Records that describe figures
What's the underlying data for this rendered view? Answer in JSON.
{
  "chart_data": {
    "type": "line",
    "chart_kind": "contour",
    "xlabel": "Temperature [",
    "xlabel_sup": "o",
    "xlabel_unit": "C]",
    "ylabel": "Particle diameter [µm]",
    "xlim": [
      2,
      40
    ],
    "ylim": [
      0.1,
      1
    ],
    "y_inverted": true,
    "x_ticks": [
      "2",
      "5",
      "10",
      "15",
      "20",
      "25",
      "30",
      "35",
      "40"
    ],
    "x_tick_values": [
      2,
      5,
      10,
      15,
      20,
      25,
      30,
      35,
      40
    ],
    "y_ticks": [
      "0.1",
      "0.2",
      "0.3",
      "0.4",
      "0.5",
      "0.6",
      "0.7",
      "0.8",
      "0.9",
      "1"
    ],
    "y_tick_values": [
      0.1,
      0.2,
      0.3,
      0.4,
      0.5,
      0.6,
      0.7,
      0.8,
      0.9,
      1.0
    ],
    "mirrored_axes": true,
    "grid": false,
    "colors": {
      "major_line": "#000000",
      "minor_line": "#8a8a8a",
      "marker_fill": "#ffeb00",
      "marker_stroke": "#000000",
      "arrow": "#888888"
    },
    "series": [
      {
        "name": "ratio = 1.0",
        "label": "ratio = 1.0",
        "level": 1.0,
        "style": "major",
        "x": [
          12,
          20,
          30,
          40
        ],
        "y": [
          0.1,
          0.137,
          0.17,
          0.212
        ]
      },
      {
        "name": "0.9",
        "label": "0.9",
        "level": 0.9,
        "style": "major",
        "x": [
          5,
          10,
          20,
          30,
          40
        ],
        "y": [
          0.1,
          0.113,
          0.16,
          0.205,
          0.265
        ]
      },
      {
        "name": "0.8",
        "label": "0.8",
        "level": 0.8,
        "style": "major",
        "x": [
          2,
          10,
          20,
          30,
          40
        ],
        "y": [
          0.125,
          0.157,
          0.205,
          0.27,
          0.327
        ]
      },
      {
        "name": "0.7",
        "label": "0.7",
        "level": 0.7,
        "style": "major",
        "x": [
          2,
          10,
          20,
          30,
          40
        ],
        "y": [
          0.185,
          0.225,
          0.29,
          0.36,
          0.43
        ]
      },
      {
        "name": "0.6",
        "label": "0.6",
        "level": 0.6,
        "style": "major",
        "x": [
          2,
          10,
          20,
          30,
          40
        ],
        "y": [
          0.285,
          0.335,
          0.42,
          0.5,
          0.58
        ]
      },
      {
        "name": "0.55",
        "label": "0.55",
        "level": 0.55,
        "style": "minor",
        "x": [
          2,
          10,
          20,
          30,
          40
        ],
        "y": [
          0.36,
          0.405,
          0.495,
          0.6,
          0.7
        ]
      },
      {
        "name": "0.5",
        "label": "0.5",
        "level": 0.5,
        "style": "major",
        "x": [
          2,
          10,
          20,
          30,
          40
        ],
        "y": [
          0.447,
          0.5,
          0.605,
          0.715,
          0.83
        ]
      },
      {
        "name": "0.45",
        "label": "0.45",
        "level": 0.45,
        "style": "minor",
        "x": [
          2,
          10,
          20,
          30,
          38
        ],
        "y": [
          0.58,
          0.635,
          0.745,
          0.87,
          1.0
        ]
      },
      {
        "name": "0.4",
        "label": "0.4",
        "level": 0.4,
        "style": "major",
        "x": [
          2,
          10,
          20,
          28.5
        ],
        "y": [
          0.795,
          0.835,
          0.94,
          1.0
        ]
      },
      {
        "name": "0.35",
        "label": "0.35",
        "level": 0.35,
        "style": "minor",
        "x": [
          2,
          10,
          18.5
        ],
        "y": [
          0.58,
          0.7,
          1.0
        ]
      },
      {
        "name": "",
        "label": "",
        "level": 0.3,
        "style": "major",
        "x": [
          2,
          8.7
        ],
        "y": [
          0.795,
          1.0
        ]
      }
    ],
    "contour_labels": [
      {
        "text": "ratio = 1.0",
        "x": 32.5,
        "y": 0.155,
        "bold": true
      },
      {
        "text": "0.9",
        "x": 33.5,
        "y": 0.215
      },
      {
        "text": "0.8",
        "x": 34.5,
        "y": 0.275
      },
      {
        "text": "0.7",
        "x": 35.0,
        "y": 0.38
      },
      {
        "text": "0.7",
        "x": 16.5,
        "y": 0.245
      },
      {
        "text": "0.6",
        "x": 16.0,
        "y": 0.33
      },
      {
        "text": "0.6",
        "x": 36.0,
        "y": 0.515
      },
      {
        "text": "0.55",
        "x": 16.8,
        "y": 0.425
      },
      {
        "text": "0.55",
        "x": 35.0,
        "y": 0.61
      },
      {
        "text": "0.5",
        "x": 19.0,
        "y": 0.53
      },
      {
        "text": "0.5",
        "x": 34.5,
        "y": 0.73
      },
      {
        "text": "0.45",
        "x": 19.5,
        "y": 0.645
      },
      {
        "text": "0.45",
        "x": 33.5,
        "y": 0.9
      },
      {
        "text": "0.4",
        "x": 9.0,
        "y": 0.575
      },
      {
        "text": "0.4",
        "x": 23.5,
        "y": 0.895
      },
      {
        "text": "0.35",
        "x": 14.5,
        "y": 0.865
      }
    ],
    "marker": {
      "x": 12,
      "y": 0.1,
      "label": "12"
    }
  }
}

— SET TASK —
Transcribe all entries exactly as they are given.

— THE RESULT —
What's the underlying data for this rendered view? Answer in JSON.
{
  "chart_data": {
    "type": "line",
    "chart_kind": "contour",
    "xlabel": "Temperature [",
    "xlabel_sup": "o",
    "xlabel_unit": "C]",
    "ylabel": "Particle diameter [µm]",
    "xlim": [
      2,
      40
    ],
    "ylim": [
      0.1,
      1
    ],
    "y_inverted": true,
    "x_ticks": [
      "2",
      "5",
      "10",
      "15",
      "20",
      "25",
      "30",
      "35",
      "40"
    ],
    "x_tick_values": [
      2,
      5,
      10,
      15,
      20,
      25,
      30,
      35,
      40
    ],
    "y_ticks": [
      "0.1",
      "0.2",
      "0.3",
      "0.4",
      "0.5",
      "0.6",
      "0.7",
      "0.8",
      "0.9",
      "1"
    ],
    "y_tick_values": [
      0.1,
      0.2,
      0.3,
      0.4,
      0.5,
      0.6,
      0.7,
      0.8,
      0.9,
      1.0
    ],
    "mirrored_axes": true,
    "grid": false,
    "colors": {
      "major_line": "#000000",
      "minor_line": "#8a8a8a",
      "marker_fill": "#ffeb00",
      "marker_stroke": "#000000",
      "arrow": "#888888"
    },
    "series": [
      {
        "name": "ratio = 1.0",
        "label": "ratio = 1.0",
        "level": 1.0,
        "style": "major",
        "x": [
          12,
          20,
          30,
          40
        ],
        "y": [
          0.1,
          0.137,
          0.17,
          0.212
        ]
      },
      {
        "name": "0.9",
        "label": "0.9",
        "level": 0.9,
        "style": "major",
        "x": [
          5,
          10,
          20,
          30,
          40
        ],
        "y": [
          0.1,
          0.113,
          0.16,
          0.205,
          0.265
        ]
      },
      {
        "name": "0.8",
        "label": "0.8",
        "level": 0.8,
        "style": "major",
        "x": [
          2,
          10,
          20,
          30,
          40
        ],
        "y": [
          0.125,
          0.157,
          0.205,
          0.27,
          0.327
        ]
      },
      {
        "name": "0.7",
        "label": "0.7",
        "level": 0.7,
        "style": "major",
        "x": [
          2,
          10,
          20,
          30,
          40
        ],
        "y": [
          0.185,
          0.225,
          0.29,
          0.36,
          0.43
        ]
      },
      {
        "name": "0.6",
        "label": "0.6",
        "level": 0.6,
        "style": "major",
        "x": [
          2,
          10,
          20,
          30,
          40
        ],
        "y": [
          0.285,
          0.335,
          0.42,
          0.5,
          0.58
        ]
      },
      {
        "name": "0.55",
        "label": "0.55",
        "level": 0.55,
        "style": "minor",
        "x": [
          2,
          10,
          20,
          30,
          40
        ],
        "y": [
          0.36,
          0.405,
          0.495,
          0.6,
          0.7
        ]
      },
      {
        "name": "0.5",
        "label": "0.5",
        "level": 0.5,
        "style": "major",
        "x": [
          2,
          10,
          20,
          30,
          40
        ],
        "y": [
          0.447,
          0.5,
          0.605,
          0.715,
          0.83
        ]
      },
      {
        "name": "0.45",
        "label": "0.45",
        "level": 0.45,
        "style": "minor",
        "x": [
          2,
          10,
          20,
          30,
          38
        ],
        "y": [
          0.58,
          0.635,
          0.745,
          0.87,
          1.0
        ]
      },
      {
        "name": "0.4",
        "label": "0.4",
        "level": 0.4,
        "style": "major",
        "x": [
          2,
          10,
          20,
          28.5
        ],
        "y": [
          0.795,
          0.835,
          0.94,
          1.0
        ]
      },
      {
        "name": "0.35",
        "label": "0.35",
        "level": 0.35,
        "style": "minor",
        "x": [
          2,
          10,
          18.5
        ],
        "y": [
          0.58,
          0.7,
          1.0
        ]
      },
      {
        "name": "",
        "label": "",
        "level": 0.3,
        "style": "major",
        "x": [
          2,
          8.7
        ],
        "y": [
          0.795,
          1.0
        ]
      }
    ],
    "contour_labels": [
      {
        "text": "ratio = 1.0",
        "x": 32.5,
        "y": 0.155,
        "bold": true
      },
      {
        "text": "0.9",
        "x": 33.5,
        "y": 0.215
      },
      {
        "text": "0.8",
        "x": 34.5,
        "y": 0.275
      },
      {
        "text": "0.7",
        "x": 35.0,
        "y": 0.38
      },
      {
        "text": "0.7",
        "x": 16.5,
        "y": 0.245
      },
      {
        "text": "0.6",
        "x": 16.0,
        "y": 0.33
      },
      {
        "text": "0.6",
        "x": 36.0,
        "y": 0.515
      },
      {
        "text": "0.55",
        "x": 16.8,
        "y": 0.425
      },
      {
        "text": "0.55",
        "x": 35.0,
        "y": 0.61
      },
      {
        "text": "0.5",
        "x": 19.0,
        "y": 0.53
      },
      {
        "text": "0.5",
        "x": 34.5,
        "y": 0.73
      },
      {
        "text": "0.45",
        "x": 19.5,
        "y": 0.645
      },
      {
        "text": "0.45",
        "x": 33.5,
        "y": 0.9
      },
      {
        "text": "0.4",
        "x": 9.0,
        "y": 0.575
      },
      {
        "text": "0.4",
        "x": 23.5,
        "y": 0.895
      },
      {
        "text": "0.35",
        "x": 14.5,
        "y": 0.865
      }
    ],
    "marker": {
      "x": 12,
      "y": 0.1,
      "label": "12"
    }
  }
}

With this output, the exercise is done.